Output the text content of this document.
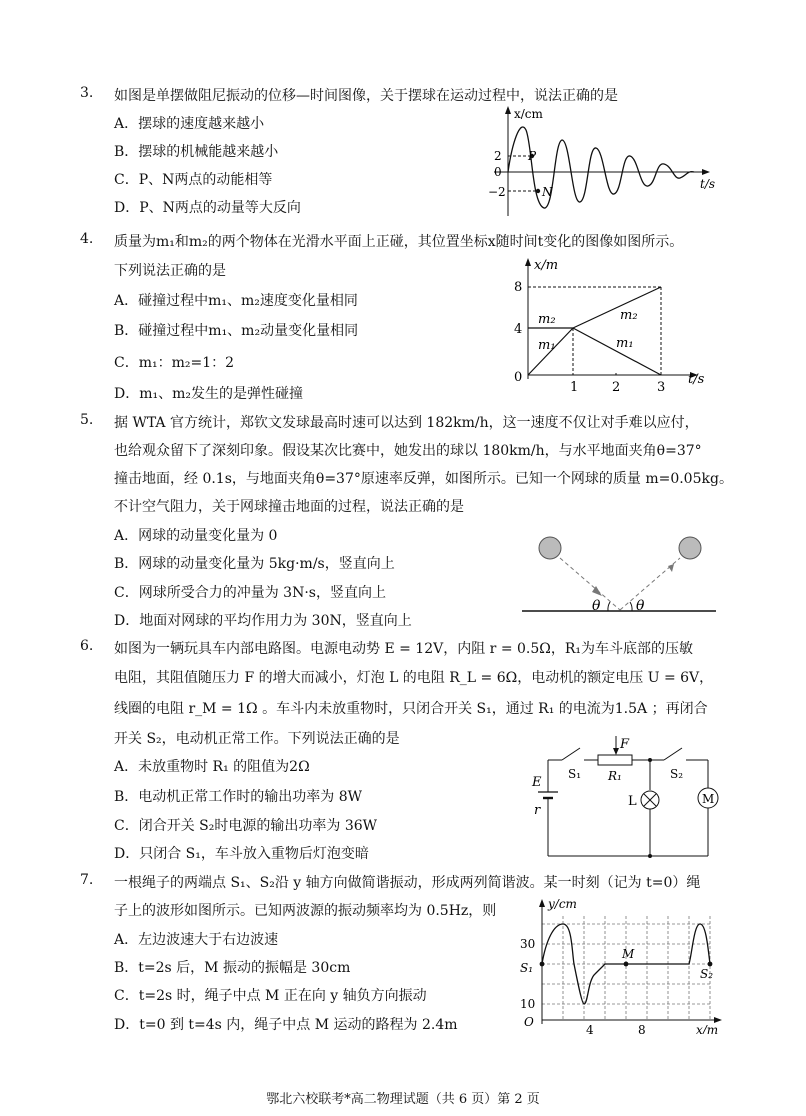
3. 如图是单摆做阻尼振动的位移—时间图像，关于摆球在运动过程中，说法正确的是
A．摆球的速度越来越小
B．摆球的机械能越来越小
C．P、N两点的动能相等
D．P、N两点的动量等大反向
x/cm
t/s
2
0
−2
P
N
4. 质量为m₁和m₂的两个物体在光滑水平面上正碰，其位置坐标x随时间t变化的图像如图所示。
下列说法正确的是
A．碰撞过程中m₁、m₂速度变化量相同
B．碰撞过程中m₁、m₂动量变化量相同
C．m₁：m₂=1：2
D．m₁、m₂发生的是弹性碰撞
x/m
t/s
8
4
0
1	2	3
m₂
m₁
m₂
m₁
5. 据 WTA 官方统计，郑钦文发球最高时速可以达到 182km/h，这一速度不仅让对手难以应付，
也给观众留下了深刻印象。假设某次比赛中，她发出的球以 180km/h，与水平地面夹角θ=37°
撞击地面，经 0.1s，与地面夹角θ=37°原速率反弹，如图所示。已知一个网球的质量 m=0.05kg。
不计空气阻力，关于网球撞击地面的过程，说法正确的是
A．网球的动量变化量为 0
B．网球的动量变化量为 5kg·m/s，竖直向上
C．网球所受合力的冲量为 3N·s，竖直向上
D．地面对网球的平均作用力为 30N，竖直向上
θ	θ
6. 如图为一辆玩具车内部电路图。电源电动势 E = 12V，内阻 r = 0.5Ω，R₁为车斗底部的压敏
电阻，其阻值随压力 F 的增大而减小，灯泡 L 的电阻 R_L = 6Ω，电动机的额定电压 U = 6V，
线圈的电阻 r_M = 1Ω 。车斗内未放重物时，只闭合开关 S₁，通过 R₁ 的电流为1.5A ；再闭合
开关 S₂，电动机正常工作。下列说法正确的是
A．未放重物时 R₁ 的阻值为2Ω
B．电动机正常工作时的输出功率为 8W
C．闭合开关 S₂时电源的输出功率为 36W
D．只闭合 S₁，车斗放入重物后灯泡变暗
E
r
S₁
F
R₁	S₂
L	M
7. 一根绳子的两端点 S₁、S₂沿 y 轴方向做简谐振动，形成两列简谐波。某一时刻（记为 t=0）绳
子上的波形如图所示。已知两波源的振动频率均为 0.5Hz，则
A．左边波速大于右边波速
B．t=2s 后，M 振动的振幅是 30cm
C．t=2s 时，绳子中点 M 正在向 y 轴负方向振动
D．t=0 到 t=4s 内，绳子中点 M 运动的路程为 2.4m
y/cm
x/m
30
10
O
4	8
S₁	S₂
M
鄂北六校联考*高二物理试题（共 6 页）第 2 页
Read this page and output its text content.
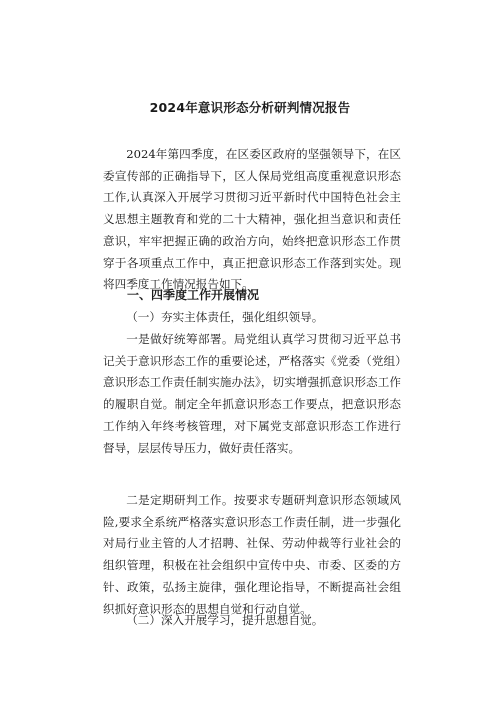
2024年意识形态分析研判情况报告

2024年第四季度，在区委区政府的坚强领导下，在区委宣传部的正确指导下，区人保局党组高度重视意识形态工作,认真深入开展学习贯彻习近平新时代中国特色社会主义思想主题教育和党的二十大精神，强化担当意识和责任意识，牢牢把握正确的政治方向，始终把意识形态工作贯穿于各项重点工作中，真正把意识形态工作落到实处。现将四季度工作情况报告如下。

一、四季度工作开展情况

（一）夯实主体责任，强化组织领导。

一是做好统筹部署。局党组认真学习贯彻习近平总书记关于意识形态工作的重要论述，严格落实《党委（党组）意识形态工作责任制实施办法》，切实增强抓意识形态工作的履职自觉。制定全年抓意识形态工作要点，把意识形态工作纳入年终考核管理，对下属党支部意识形态工作进行督导，层层传导压力，做好责任落实。

二是定期研判工作。按要求专题研判意识形态领域风险,要求全系统严格落实意识形态工作责任制，进一步强化对局行业主管的人才招聘、社保、劳动仲裁等行业社会的组织管理，积极在社会组织中宣传中央、市委、区委的方针、政策，弘扬主旋律，强化理论指导，不断提高社会组织抓好意识形态的思想自觉和行动自觉。

（二）深入开展学习，提升思想自觉。
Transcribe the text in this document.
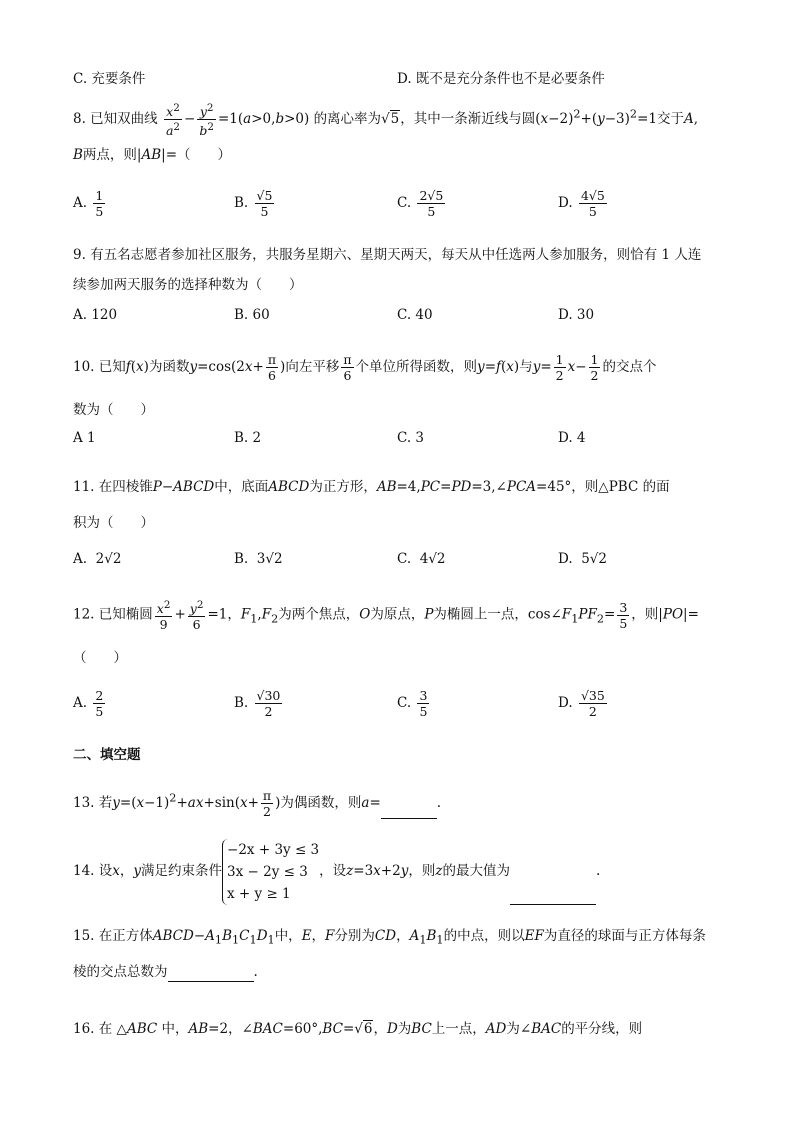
C. 充要条件	D. 既不是充分条件也不是必要条件
8. 已知双曲线 $\frac{x^2}{a^2} - \frac{y^2}{b^2} =1(a>0,b>0)$ 的离心率为√5，其中一条渐近线与圆$(x-2)^2+(y-3)^2=1$交于A,
B两点，则|AB|=（　　）
A. $\frac{1}{5}$	B. $\frac{√5}{5}$	C. $\frac{2√5}{5}$	D. $\frac{4√5}{5}$
9. 有五名志愿者参加社区服务，共服务星期六、星期天两天，每天从中任选两人参加服务，则恰有 1 人连
续参加两天服务的选择种数为（　　）
A. 120	B. 60	C. 40	D. 30
10. 已知f(x)为函数$y=\cos(2x+ \frac{\pi}{6}$ )向左平移 $\frac{\pi}{6}$ 个单位所得函数，则y=f(x)与$y= \frac{1}{2} x- \frac{1}{2}$ 的交点个
数为（　　）
A 1	B. 2	C. 3	D. 4
11. 在四棱锥P−ABCD中，底面ABCD为正方形，AB=4,PC=PD=3,∠PCA=45°，则△PBC 的面
积为（　　）
A.  2√2	B.  3√2	C.  4√2	D.  5√2
12. 已知椭圆 $\frac{x^2}{9} + \frac{y^2}{6} =1$，$F_1,F_2$为两个焦点，O为原点，P为椭圆上一点，$\cos\angle F_1PF_2= \frac{3}{5}$ ，则|PO|=
（　　）
A. $\frac{2}{5}$	B. $\frac{√30}{2}$	C. $\frac{3}{5}$	D. $\frac{√35}{2}$
二、填空题
13. 若$y=(x-1)^2+ax+\sin(x+ \frac{\pi}{2}$ )为偶函数，则a=	.
14. 设x，y满足约束条件
−2x + 3y ≤ 3
3x − 2y ≤ 3
x + y ≥ 1
，设z=3x+2y，则z的最大值为	.
15. 在正方体$ABCD-A_1B_1C_1D_1$中，E，F分别为CD，$A_1B_1$的中点，则以EF为直径的球面与正方体每条
棱的交点总数为	.
16. 在 △ABC 中，AB=2，∠BAC=60°,BC=√6，D为BC上一点，AD为∠BAC的平分线，则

* * *

== WHAT YOU SHOULD DO ==
Repeat every record above exactly, but leave out any pictures.

== REPLY ==
Output the text content of this document.
3. 如图是单摆做阻尼振动的位移—时间图像，关于摆球在运动过程中，说法正确的是
A．摆球的速度越来越小
B．摆球的机械能越来越小
C．P、N两点的动能相等
D．P、N两点的动量等大反向
x/cm
t/s
2
0
−2
P
N
4. 质量为m₁和m₂的两个物体在光滑水平面上正碰，其位置坐标x随时间t变化的图像如图所示。
下列说法正确的是
A．碰撞过程中m₁、m₂速度变化量相同
B．碰撞过程中m₁、m₂动量变化量相同
C．m₁：m₂=1：2
D．m₁、m₂发生的是弹性碰撞
x/m
t/s
8
4
0
1	2	3
m₂
m₁
m₂
m₁
5. 据 WTA 官方统计，郑钦文发球最高时速可以达到 182km/h，这一速度不仅让对手难以应付，
也给观众留下了深刻印象。假设某次比赛中，她发出的球以 180km/h，与水平地面夹角θ=37°
撞击地面，经 0.1s，与地面夹角θ=37°原速率反弹，如图所示。已知一个网球的质量 m=0.05kg。
不计空气阻力，关于网球撞击地面的过程，说法正确的是
A．网球的动量变化量为 0
B．网球的动量变化量为 5kg·m/s，竖直向上
C．网球所受合力的冲量为 3N·s，竖直向上
D．地面对网球的平均作用力为 30N，竖直向上
θ	θ
6. 如图为一辆玩具车内部电路图。电源电动势 E = 12V，内阻 r = 0.5Ω，R₁为车斗底部的压敏
电阻，其阻值随压力 F 的增大而减小，灯泡 L 的电阻 R_L = 6Ω，电动机的额定电压 U = 6V，
线圈的电阻 r_M = 1Ω 。车斗内未放重物时，只闭合开关 S₁，通过 R₁ 的电流为1.5A ；再闭合
开关 S₂，电动机正常工作。下列说法正确的是
A．未放重物时 R₁ 的阻值为2Ω
B．电动机正常工作时的输出功率为 8W
C．闭合开关 S₂时电源的输出功率为 36W
D．只闭合 S₁，车斗放入重物后灯泡变暗
E
r
S₁
F
R₁	S₂
L	M
7. 一根绳子的两端点 S₁、S₂沿 y 轴方向做简谐振动，形成两列简谐波。某一时刻（记为 t=0）绳
子上的波形如图所示。已知两波源的振动频率均为 0.5Hz，则
A．左边波速大于右边波速
B．t=2s 后，M 振动的振幅是 30cm
C．t=2s 时，绳子中点 M 正在向 y 轴负方向振动
D．t=0 到 t=4s 内，绳子中点 M 运动的路程为 2.4m
y/cm
x/m
30
10
O
4	8
S₁	S₂
M
鄂北六校联考*高二物理试题（共 6 页）第 2 页
Read this page and output its text content.
2024年意识形态分析研判情况报告

2024年第四季度，在区委区政府的坚强领导下，在区委宣传部的正确指导下，区人保局党组高度重视意识形态工作,认真深入开展学习贯彻习近平新时代中国特色社会主义思想主题教育和党的二十大精神，强化担当意识和责任意识，牢牢把握正确的政治方向，始终把意识形态工作贯穿于各项重点工作中，真正把意识形态工作落到实处。现将四季度工作情况报告如下。

一、四季度工作开展情况

（一）夯实主体责任，强化组织领导。

一是做好统筹部署。局党组认真学习贯彻习近平总书记关于意识形态工作的重要论述，严格落实《党委（党组）意识形态工作责任制实施办法》，切实增强抓意识形态工作的履职自觉。制定全年抓意识形态工作要点，把意识形态工作纳入年终考核管理，对下属党支部意识形态工作进行督导，层层传导压力，做好责任落实。

二是定期研判工作。按要求专题研判意识形态领域风险,要求全系统严格落实意识形态工作责任制，进一步强化对局行业主管的人才招聘、社保、劳动仲裁等行业社会的组织管理，积极在社会组织中宣传中央、市委、区委的方针、政策，弘扬主旋律，强化理论指导，不断提高社会组织抓好意识形态的思想自觉和行动自觉。

（二）深入开展学习，提升思想自觉。
Transcribe the text in this document.
C. 充要条件	D. 既不是充分条件也不是必要条件
8. 已知双曲线 $\frac{x^2}{a^2} - \frac{y^2}{b^2} =1(a>0,b>0)$ 的离心率为√5，其中一条渐近线与圆$(x-2)^2+(y-3)^2=1$交于A,
B两点，则|AB|=（　　）
A. $\frac{1}{5}$	B. $\frac{√5}{5}$	C. $\frac{2√5}{5}$	D. $\frac{4√5}{5}$
9. 有五名志愿者参加社区服务，共服务星期六、星期天两天，每天从中任选两人参加服务，则恰有 1 人连
续参加两天服务的选择种数为（　　）
A. 120	B. 60	C. 40	D. 30
10. 已知f(x)为函数$y=\cos(2x+ \frac{\pi}{6}$ )向左平移 $\frac{\pi}{6}$ 个单位所得函数，则y=f(x)与$y= \frac{1}{2} x- \frac{1}{2}$ 的交点个
数为（　　）
A 1	B. 2	C. 3	D. 4
11. 在四棱锥P−ABCD中，底面ABCD为正方形，AB=4,PC=PD=3,∠PCA=45°，则△PBC 的面
积为（　　）
A.  2√2	B.  3√2	C.  4√2	D.  5√2
12. 已知椭圆 $\frac{x^2}{9} + \frac{y^2}{6} =1$，$F_1,F_2$为两个焦点，O为原点，P为椭圆上一点，$\cos\angle F_1PF_2= \frac{3}{5}$ ，则|PO|=
（　　）
A. $\frac{2}{5}$	B. $\frac{√30}{2}$	C. $\frac{3}{5}$	D. $\frac{√35}{2}$
二、填空题
13. 若$y=(x-1)^2+ax+\sin(x+ \frac{\pi}{2}$ )为偶函数，则a=	.
14. 设x，y满足约束条件
−2x + 3y ≤ 3
3x − 2y ≤ 3
x + y ≥ 1
，设z=3x+2y，则z的最大值为	.
15. 在正方体$ABCD-A_1B_1C_1D_1$中，E，F分别为CD，$A_1B_1$的中点，则以EF为直径的球面与正方体每条
棱的交点总数为	.
16. 在 △ABC 中，AB=2，∠BAC=60°,BC=√6，D为BC上一点，AD为∠BAC的平分线，则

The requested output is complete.